Continue the article on EU migration management in the Western Balkans, picking up after its final sentence.

DOCUMENT EXTRACT>
+++++
The EU's Externalisation of Migration Management Undermines Stabilisation in the Western Balkans
The EU’s Externalisation of Migration Management Undermines Stabilisation in the Western Balkans
Maria Saide Liperi*
The EU’s externalisation of migration and border management to the Western Balkans stands in sharp contrast with its long-standing goal of a stabilisation of the region pursued in the framework of the EU’s enlargement process.
The Western Balkans are not only structurally unable to absorb flows of thousands of people, but the management of mixed migration flows, also implying reception and asylum processing responsibilities for host governments, is also creating fertile ground for inter-state tensions. They have been (and continue to be) for EU member states, so why should this be any different for the Western Balkans?
The process of externalisation of EU borders to the region began before the so called “refugee crisis” hit the headlines in 2015. Migration management has been a prominent issue in EU-Western Balkans relations since the early 2000s through the EU’s use of the quid-pro-quo strategy involving visa facilitation and readmission agreements as well as the enlargement process, which in some cases ran in parallel.
Visa facilitation and readmission agreements between the EU and Albania, Bosnia and Herzegovina (ByH), the Former Yugoslav Republic of Macedonia (FYROM), Montenegro and Serbia entered into force between 2006–2008, offering speeded up visa procedures for citizens of those countries in exchange for stepped up migration cooperation, primarily aiming to curb irregular migration to the EU.
With the unfolding of the so called “refugee crisis” in Europe, the Eastern Mediterranean route became the focus of the challenge. Firstly, EU member states undertook actions to reduce the flow, both as a bloc and bilaterally as single countries.
The EU-Turkey Statement, signed in March 2016, and the progressive strengthening of EU border controls neighbouring the Western Balkans led to a drastic drop in the number of migrants and refugees arriving in EU through this route.
+++++
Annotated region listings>

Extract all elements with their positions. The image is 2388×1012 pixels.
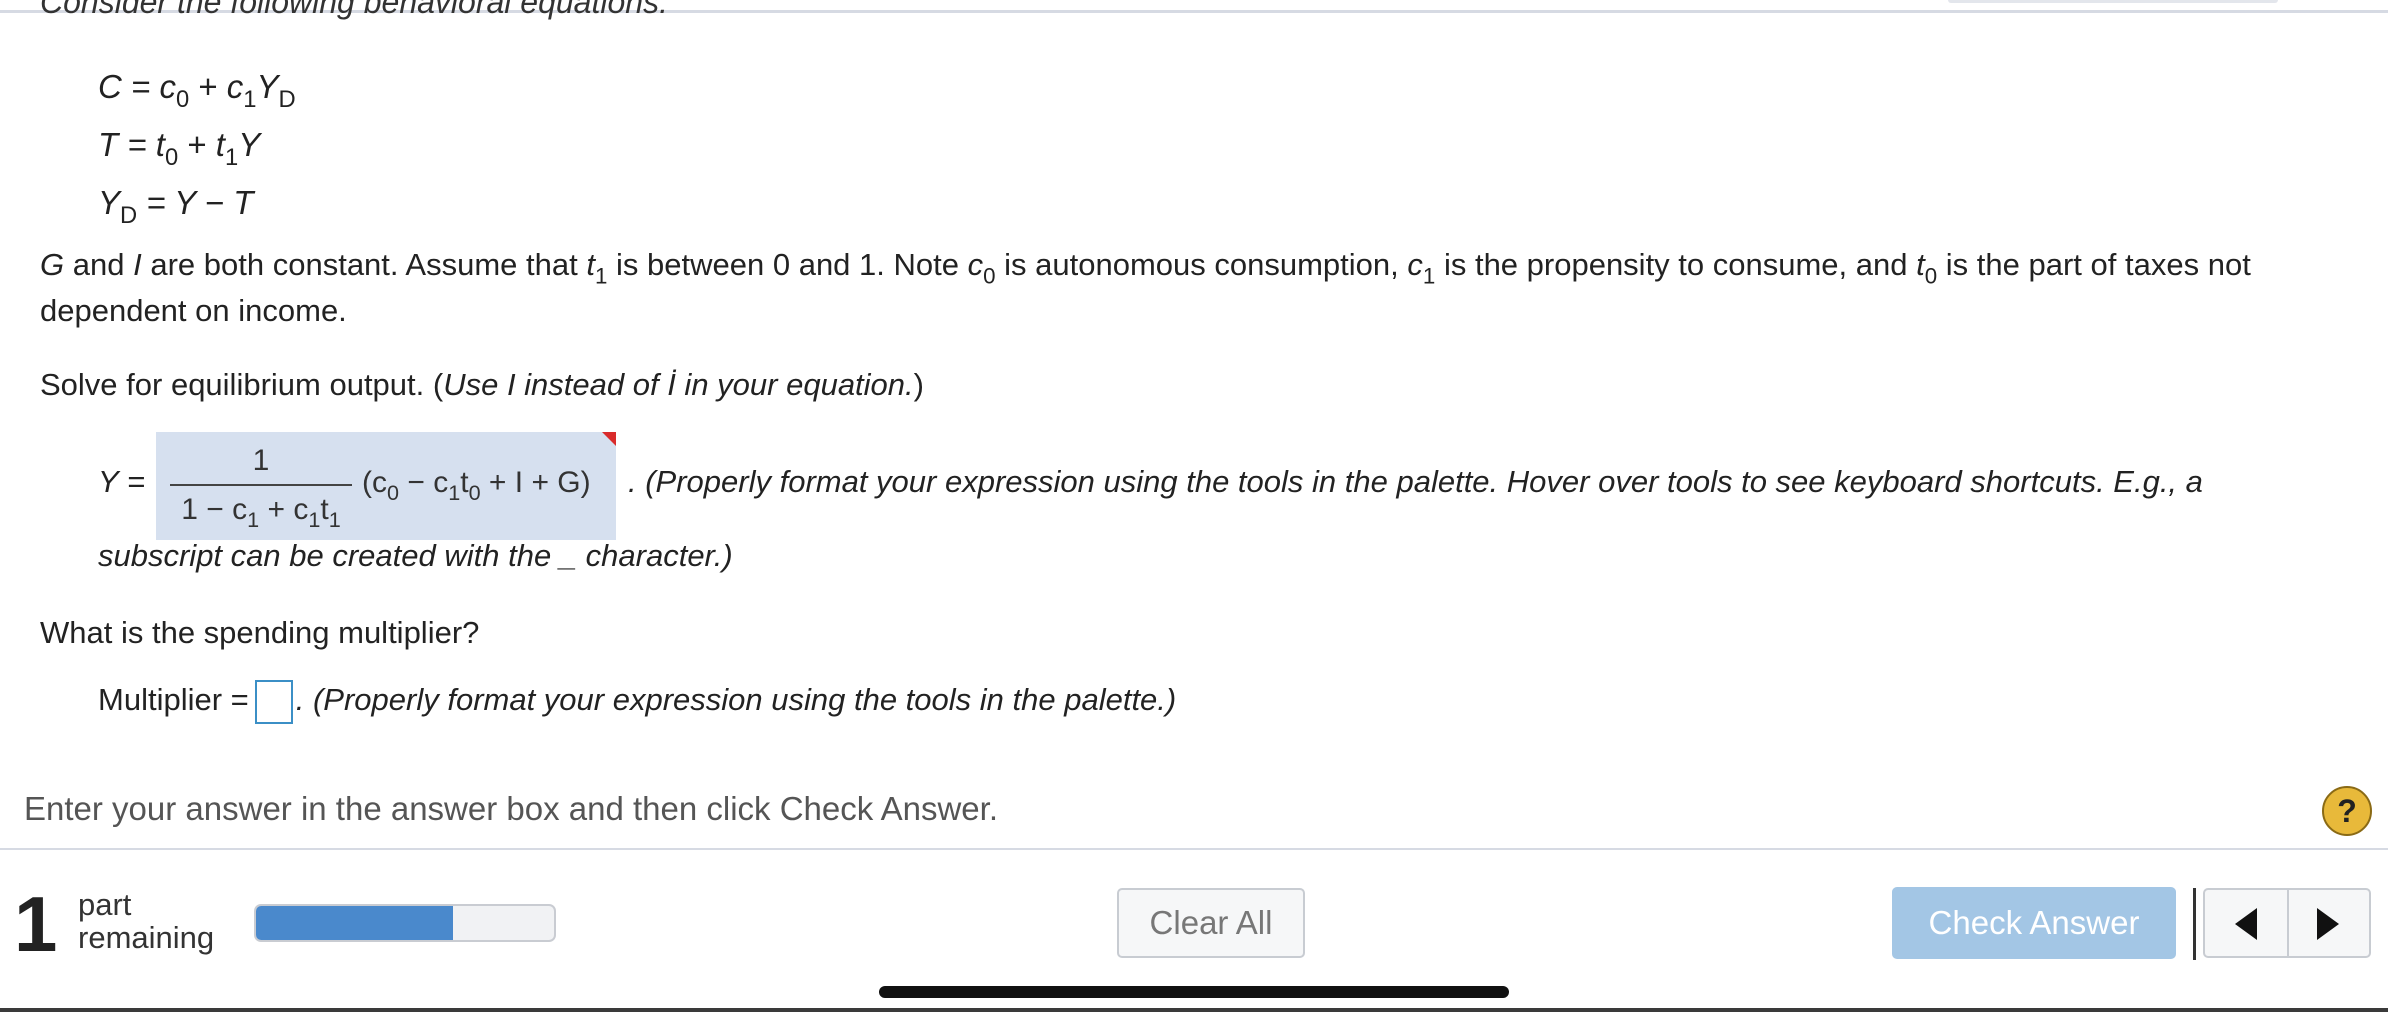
parts-remaining-label: part remaining: [78, 887, 215, 955]
multiplier-input[interactable]: [254, 680, 293, 724]
answer-instruction: Enter your answer in the answer box and …: [24, 790, 998, 827]
parts-remaining-count: 1: [14, 880, 58, 968]
progress-fill: [256, 906, 453, 940]
equation-taxes: T = t0 + t1Y: [98, 126, 261, 172]
toolbar-divider: [2193, 888, 2196, 960]
triangle-right-icon: [2317, 908, 2339, 940]
question-nav: [2203, 888, 2371, 958]
top-field-edge: [1948, 0, 2278, 3]
assumption-text: G and I are both constant. Assume that t…: [40, 247, 2251, 328]
progress-bar: [254, 904, 556, 942]
format-note-line1: . (Properly format your expression using…: [628, 464, 2203, 499]
multiplier-row: Multiplier = . (Properly format your expr…: [98, 680, 1176, 724]
answer-parenthetical: (c0 − c1t0 + I + G): [362, 466, 591, 506]
format-note-line2: subscript can be created with the _ char…: [98, 538, 733, 573]
fraction-numerator: 1: [252, 444, 270, 477]
incorrect-flag-icon: [602, 432, 616, 446]
answer-fraction: 1 1 − c1 + c1t1: [170, 440, 352, 532]
part1-prompt: Solve for equilibrium output. (Use I ins…: [40, 367, 924, 402]
multiplier-label: Multiplier =: [98, 682, 249, 718]
equilibrium-answer-box[interactable]: 1 1 − c1 + c1t1 (c0 − c1t0 + I + G): [156, 432, 616, 540]
check-answer-button[interactable]: Check Answer: [1892, 887, 2176, 959]
clear-all-button[interactable]: Clear All: [1117, 888, 1305, 958]
equilibrium-answer-row: Y = 1 1 − c1 + c1t1 (c0 − c1t0 + I + G) …: [98, 430, 2358, 573]
fraction-denominator: 1 − c1 + c1t1: [181, 493, 341, 533]
triangle-left-icon: [2235, 908, 2257, 940]
equation-consumption: C = c0 + c1YD: [98, 68, 296, 114]
equilibrium-lhs: Y =: [98, 464, 146, 499]
next-question-button[interactable]: [2289, 890, 2369, 956]
bottom-edge: [0, 1008, 2388, 1012]
part2-prompt: What is the spending multiplier?: [40, 615, 480, 650]
question-mark-icon[interactable]: ?: [2322, 786, 2372, 836]
question-intro-cut: Consider the following behavioral equati…: [40, 0, 668, 20]
home-indicator: [879, 986, 1509, 998]
equation-disposable-income: YD = Y − T: [98, 184, 254, 230]
fraction-bar: [170, 484, 352, 486]
footer-divider: [0, 848, 2388, 850]
previous-question-button[interactable]: [2205, 890, 2287, 956]
multiplier-note: . (Properly format your expression using…: [295, 682, 1177, 718]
+++++
ANSWER TO THIS PROBLEM>
Secondly, the Union pursued a more effective border control regime in the region. Thanks to a reinforced mandate agreement for the European Border and Coast Guard Agency (EBCGA), signed in October 2016, and following draft agreements with countries of the region, the Agency was able to provide assistance and carry out operational activities there.
While the number of migrants crossing the region was strongly reduced, these interventions resulted in the accumulation of migrants in certain territories and an undue pressure on domestic systems in certain states. At the end of 2017, the main route simply moved to Northern Albania, Montenegro and ByH. Yet, the strict controls at the Croatian border turned ByH into a bottleneck.
Bosnian authorities registered 21,163 migrants illegally entering the country in 2018. In addition, those already in the country were staying longer, keeping up the pressure at crossing points, where the same people have repeatedly attempted to cross the border.
According to the International Organisation for Migration (IOM), only a small number of migrants entering ByH desire to stay in the country and instead seek to reach Western EU countries, which are attractive not only for economic opportunities, but also for existing family and social ties.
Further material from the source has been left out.